__Work to do__. Your task is to print every entry below exactly as given.

━━━━━━━━━━━━━━━━━━━━━━━━━━━━━━

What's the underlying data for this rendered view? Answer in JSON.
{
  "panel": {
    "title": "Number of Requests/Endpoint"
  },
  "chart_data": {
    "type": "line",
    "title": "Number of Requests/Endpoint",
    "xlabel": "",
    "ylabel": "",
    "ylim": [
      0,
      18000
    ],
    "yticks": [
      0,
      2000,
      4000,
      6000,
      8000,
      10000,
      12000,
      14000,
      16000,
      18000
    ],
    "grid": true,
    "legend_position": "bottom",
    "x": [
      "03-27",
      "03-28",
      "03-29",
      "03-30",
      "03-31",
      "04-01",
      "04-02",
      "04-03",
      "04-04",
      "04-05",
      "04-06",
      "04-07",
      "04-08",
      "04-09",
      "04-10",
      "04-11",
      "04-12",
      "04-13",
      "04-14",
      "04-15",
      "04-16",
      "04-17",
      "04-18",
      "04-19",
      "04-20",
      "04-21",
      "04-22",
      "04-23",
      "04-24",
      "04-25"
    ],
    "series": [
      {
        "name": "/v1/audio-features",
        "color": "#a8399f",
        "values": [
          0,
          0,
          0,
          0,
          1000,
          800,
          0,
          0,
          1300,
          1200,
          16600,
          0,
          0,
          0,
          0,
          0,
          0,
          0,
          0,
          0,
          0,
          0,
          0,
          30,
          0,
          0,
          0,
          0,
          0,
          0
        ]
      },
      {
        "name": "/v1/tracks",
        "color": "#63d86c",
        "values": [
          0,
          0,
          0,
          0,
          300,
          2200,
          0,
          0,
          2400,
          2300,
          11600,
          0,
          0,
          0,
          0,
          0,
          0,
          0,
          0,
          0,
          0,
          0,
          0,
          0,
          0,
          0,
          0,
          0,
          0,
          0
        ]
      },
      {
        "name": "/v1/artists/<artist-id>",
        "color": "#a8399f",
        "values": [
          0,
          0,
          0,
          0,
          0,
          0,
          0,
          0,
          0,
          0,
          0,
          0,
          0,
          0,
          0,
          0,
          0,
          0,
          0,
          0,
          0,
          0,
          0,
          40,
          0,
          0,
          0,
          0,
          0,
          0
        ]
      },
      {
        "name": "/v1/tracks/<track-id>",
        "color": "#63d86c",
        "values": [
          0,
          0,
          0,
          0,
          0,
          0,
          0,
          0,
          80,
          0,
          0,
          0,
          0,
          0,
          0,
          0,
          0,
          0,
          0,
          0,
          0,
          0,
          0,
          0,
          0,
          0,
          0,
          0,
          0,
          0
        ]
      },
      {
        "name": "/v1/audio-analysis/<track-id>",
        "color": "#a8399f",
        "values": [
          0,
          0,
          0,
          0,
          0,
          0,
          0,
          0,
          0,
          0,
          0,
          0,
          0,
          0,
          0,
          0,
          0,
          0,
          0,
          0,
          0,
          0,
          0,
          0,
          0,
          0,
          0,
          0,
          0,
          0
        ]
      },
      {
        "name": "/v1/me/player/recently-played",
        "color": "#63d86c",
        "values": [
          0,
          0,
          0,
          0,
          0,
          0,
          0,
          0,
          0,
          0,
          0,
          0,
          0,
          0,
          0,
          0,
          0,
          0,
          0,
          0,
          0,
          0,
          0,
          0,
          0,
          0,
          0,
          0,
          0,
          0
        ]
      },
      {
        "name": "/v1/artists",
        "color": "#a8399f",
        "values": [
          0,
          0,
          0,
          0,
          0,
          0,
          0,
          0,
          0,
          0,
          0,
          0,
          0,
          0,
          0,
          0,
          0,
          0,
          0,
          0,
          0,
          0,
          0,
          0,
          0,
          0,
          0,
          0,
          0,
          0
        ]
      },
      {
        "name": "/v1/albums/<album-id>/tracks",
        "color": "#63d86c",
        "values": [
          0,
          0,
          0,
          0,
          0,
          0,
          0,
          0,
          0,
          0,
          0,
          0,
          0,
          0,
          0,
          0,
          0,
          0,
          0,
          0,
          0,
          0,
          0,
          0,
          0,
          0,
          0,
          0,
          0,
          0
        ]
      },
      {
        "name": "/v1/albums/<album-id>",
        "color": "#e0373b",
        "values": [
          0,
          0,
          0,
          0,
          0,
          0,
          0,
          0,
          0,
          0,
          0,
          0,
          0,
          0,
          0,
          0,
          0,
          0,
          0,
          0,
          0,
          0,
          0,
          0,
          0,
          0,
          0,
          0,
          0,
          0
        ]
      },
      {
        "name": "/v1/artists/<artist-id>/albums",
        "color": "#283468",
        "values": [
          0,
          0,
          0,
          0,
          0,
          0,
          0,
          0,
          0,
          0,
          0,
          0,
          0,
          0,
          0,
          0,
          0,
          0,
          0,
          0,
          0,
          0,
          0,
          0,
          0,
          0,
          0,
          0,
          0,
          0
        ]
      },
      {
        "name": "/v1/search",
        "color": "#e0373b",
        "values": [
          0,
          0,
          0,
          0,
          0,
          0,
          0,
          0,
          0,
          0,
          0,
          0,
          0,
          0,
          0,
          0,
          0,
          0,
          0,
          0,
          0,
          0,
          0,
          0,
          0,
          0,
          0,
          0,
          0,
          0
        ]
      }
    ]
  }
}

━━━━━━━━━━━━━━━━━━━━━━━━━━━━━━

__Correct output__.
What's the underlying data for this rendered view? Answer in JSON.
{
  "panel": {
    "title": "Number of Requests/Endpoint"
  },
  "chart_data": {
    "type": "line",
    "title": "Number of Requests/Endpoint",
    "xlabel": "",
    "ylabel": "",
    "ylim": [
      0,
      18000
    ],
    "yticks": [
      0,
      2000,
      4000,
      6000,
      8000,
      10000,
      12000,
      14000,
      16000,
      18000
    ],
    "grid": true,
    "legend_position": "bottom",
    "x": [
      "03-27",
      "03-28",
      "03-29",
      "03-30",
      "03-31",
      "04-01",
      "04-02",
      "04-03",
      "04-04",
      "04-05",
      "04-06",
      "04-07",
      "04-08",
      "04-09",
      "04-10",
      "04-11",
      "04-12",
      "04-13",
      "04-14",
      "04-15",
      "04-16",
      "04-17",
      "04-18",
      "04-19",
      "04-20",
      "04-21",
      "04-22",
      "04-23",
      "04-24",
      "04-25"
    ],
    "series": [
      {
        "name": "/v1/audio-features",
        "color": "#a8399f",
        "values": [
          0,
          0,
          0,
          0,
          1000,
          800,
          0,
          0,
          1300,
          1200,
          16600,
          0,
          0,
          0,
          0,
          0,
          0,
          0,
          0,
          0,
          0,
          0,
          0,
          30,
          0,
          0,
          0,
          0,
          0,
          0
        ]
      },
      {
        "name": "/v1/tracks",
        "color": "#63d86c",
        "values": [
          0,
          0,
          0,
          0,
          300,
          2200,
          0,
          0,
          2400,
          2300,
          11600,
          0,
          0,
          0,
          0,
          0,
          0,
          0,
          0,
          0,
          0,
          0,
          0,
          0,
          0,
          0,
          0,
          0,
          0,
          0
        ]
      },
      {
        "name": "/v1/artists/<artist-id>",
        "color": "#a8399f",
        "values": [
          0,
          0,
          0,
          0,
          0,
          0,
          0,
          0,
          0,
          0,
          0,
          0,
          0,
          0,
          0,
          0,
          0,
          0,
          0,
          0,
          0,
          0,
          0,
          40,
          0,
          0,
          0,
          0,
          0,
          0
        ]
      },
      {
        "name": "/v1/tracks/<track-id>",
        "color": "#63d86c",
        "values": [
          0,
          0,
          0,
          0,
          0,
          0,
          0,
          0,
          80,
          0,
          0,
          0,
          0,
          0,
          0,
          0,
          0,
          0,
          0,
          0,
          0,
          0,
          0,
          0,
          0,
          0,
          0,
          0,
          0,
          0
        ]
      },
      {
        "name": "/v1/audio-analysis/<track-id>",
        "color": "#a8399f",
        "values": [
          0,
          0,
          0,
          0,
          0,
          0,
          0,
          0,
          0,
          0,
          0,
          0,
          0,
          0,
          0,
          0,
          0,
          0,
          0,
          0,
          0,
          0,
          0,
          0,
          0,
          0,
          0,
          0,
          0,
          0
        ]
      },
      {
        "name": "/v1/me/player/recently-played",
        "color": "#63d86c",
        "values": [
          0,
          0,
          0,
          0,
          0,
          0,
          0,
          0,
          0,
          0,
          0,
          0,
          0,
          0,
          0,
          0,
          0,
          0,
          0,
          0,
          0,
          0,
          0,
          0,
          0,
          0,
          0,
          0,
          0,
          0
        ]
      },
      {
        "name": "/v1/artists",
        "color": "#a8399f",
        "values": [
          0,
          0,
          0,
          0,
          0,
          0,
          0,
          0,
          0,
          0,
          0,
          0,
          0,
          0,
          0,
          0,
          0,
          0,
          0,
          0,
          0,
          0,
          0,
          0,
          0,
          0,
          0,
          0,
          0,
          0
        ]
      },
      {
        "name": "/v1/albums/<album-id>/tracks",
        "color": "#63d86c",
        "values": [
          0,
          0,
          0,
          0,
          0,
          0,
          0,
          0,
          0,
          0,
          0,
          0,
          0,
          0,
          0,
          0,
          0,
          0,
          0,
          0,
          0,
          0,
          0,
          0,
          0,
          0,
          0,
          0,
          0,
          0
        ]
      },
      {
        "name": "/v1/albums/<album-id>",
        "color": "#e0373b",
        "values": [
          0,
          0,
          0,
          0,
          0,
          0,
          0,
          0,
          0,
          0,
          0,
          0,
          0,
          0,
          0,
          0,
          0,
          0,
          0,
          0,
          0,
          0,
          0,
          0,
          0,
          0,
          0,
          0,
          0,
          0
        ]
      },
      {
        "name": "/v1/artists/<artist-id>/albums",
        "color": "#283468",
        "values": [
          0,
          0,
          0,
          0,
          0,
          0,
          0,
          0,
          0,
          0,
          0,
          0,
          0,
          0,
          0,
          0,
          0,
          0,
          0,
          0,
          0,
          0,
          0,
          0,
          0,
          0,
          0,
          0,
          0,
          0
        ]
      },
      {
        "name": "/v1/search",
        "color": "#e0373b",
        "values": [
          0,
          0,
          0,
          0,
          0,
          0,
          0,
          0,
          0,
          0,
          0,
          0,
          0,
          0,
          0,
          0,
          0,
          0,
          0,
          0,
          0,
          0,
          0,
          0,
          0,
          0,
          0,
          0,
          0,
          0
        ]
      }
    ]
  }
}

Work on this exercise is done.